■ **What is asked**: Select from the records below every line that has the word "name" in it.

■ **The input**:
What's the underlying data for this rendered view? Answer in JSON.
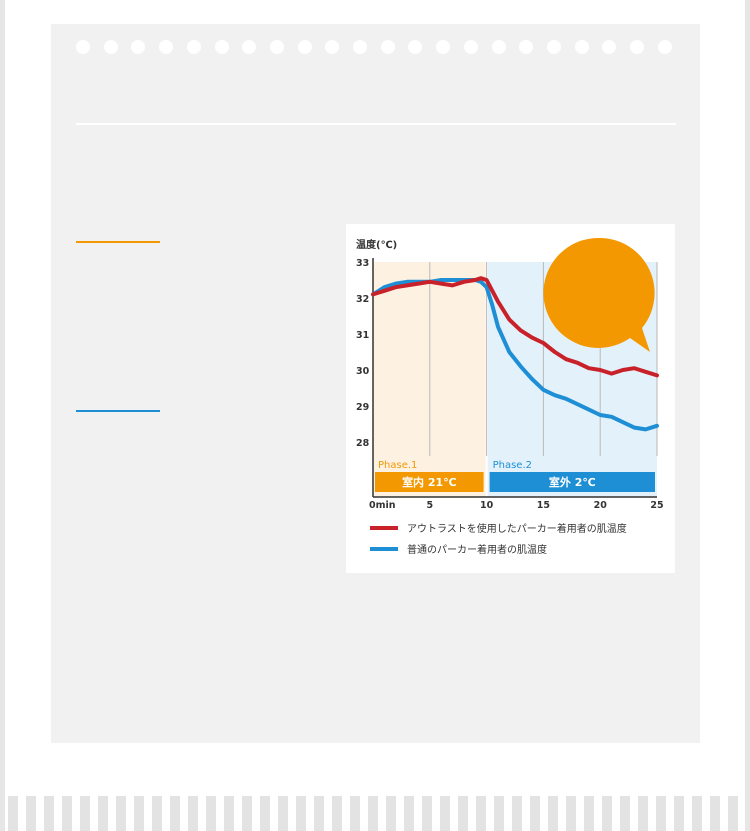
{
  "chart_data": {
    "type": "line",
    "ylabel": "温度(℃)",
    "ylim": [
      27,
      33
    ],
    "yticks": [
      28,
      29,
      30,
      31,
      32,
      33
    ],
    "xlim": [
      0,
      25
    ],
    "xticks": [
      0,
      5,
      10,
      15,
      20,
      25
    ],
    "xtick_labels": [
      "0min",
      "5",
      "10",
      "15",
      "20",
      "25"
    ],
    "grid": "vertical",
    "legend_position": "bottom",
    "phases": [
      {
        "name": "Phase.1",
        "label": "室内 21℃",
        "range": [
          0,
          10
        ],
        "color": "#f39800",
        "bg": "#fdf1e2"
      },
      {
        "name": "Phase.2",
        "label": "室外 2℃",
        "range": [
          10,
          25
        ],
        "color": "#1e8fd5",
        "bg": "#e3f1fa"
      }
    ],
    "series": [
      {
        "name": "アウトラストを使用したパーカー着用者の肌温度",
        "color": "#c9212a",
        "x": [
          0,
          1,
          2,
          3,
          4,
          5,
          6,
          7,
          8,
          9,
          9.5,
          10,
          10.5,
          11,
          12,
          13,
          14,
          15,
          16,
          17,
          18,
          19,
          20,
          21,
          22,
          23,
          24,
          25
        ],
        "y": [
          32.1,
          32.2,
          32.3,
          32.35,
          32.4,
          32.45,
          32.4,
          32.35,
          32.45,
          32.5,
          32.55,
          32.5,
          32.2,
          31.9,
          31.4,
          31.1,
          30.9,
          30.75,
          30.5,
          30.3,
          30.2,
          30.05,
          30.0,
          29.9,
          30.0,
          30.05,
          29.95,
          29.85
        ]
      },
      {
        "name": "普通のパーカー着用者の肌温度",
        "color": "#1e8fd5",
        "x": [
          0,
          1,
          2,
          3,
          4,
          5,
          6,
          7,
          8,
          9,
          9.5,
          10,
          10.5,
          11,
          12,
          13,
          14,
          15,
          16,
          17,
          18,
          19,
          20,
          21,
          22,
          23,
          24,
          25
        ],
        "y": [
          32.1,
          32.3,
          32.4,
          32.45,
          32.45,
          32.45,
          32.5,
          32.5,
          32.5,
          32.5,
          32.45,
          32.3,
          31.8,
          31.2,
          30.5,
          30.1,
          29.75,
          29.45,
          29.3,
          29.2,
          29.05,
          28.9,
          28.75,
          28.7,
          28.55,
          28.4,
          28.35,
          28.45
        ]
      }
    ]
  },
  "ui": {
    "accent_orange": "#f39800",
    "accent_blue": "#1e8fd5",
    "bubble_color": "#f39800"
  }
}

■ **Solution to the problem**:
        "name": "Phase.1",
        "name": "Phase.2",
        "name": "アウトラストを使用したパーカー着用者の肌温度",
        "name": "普通のパーカー着用者の肌温度",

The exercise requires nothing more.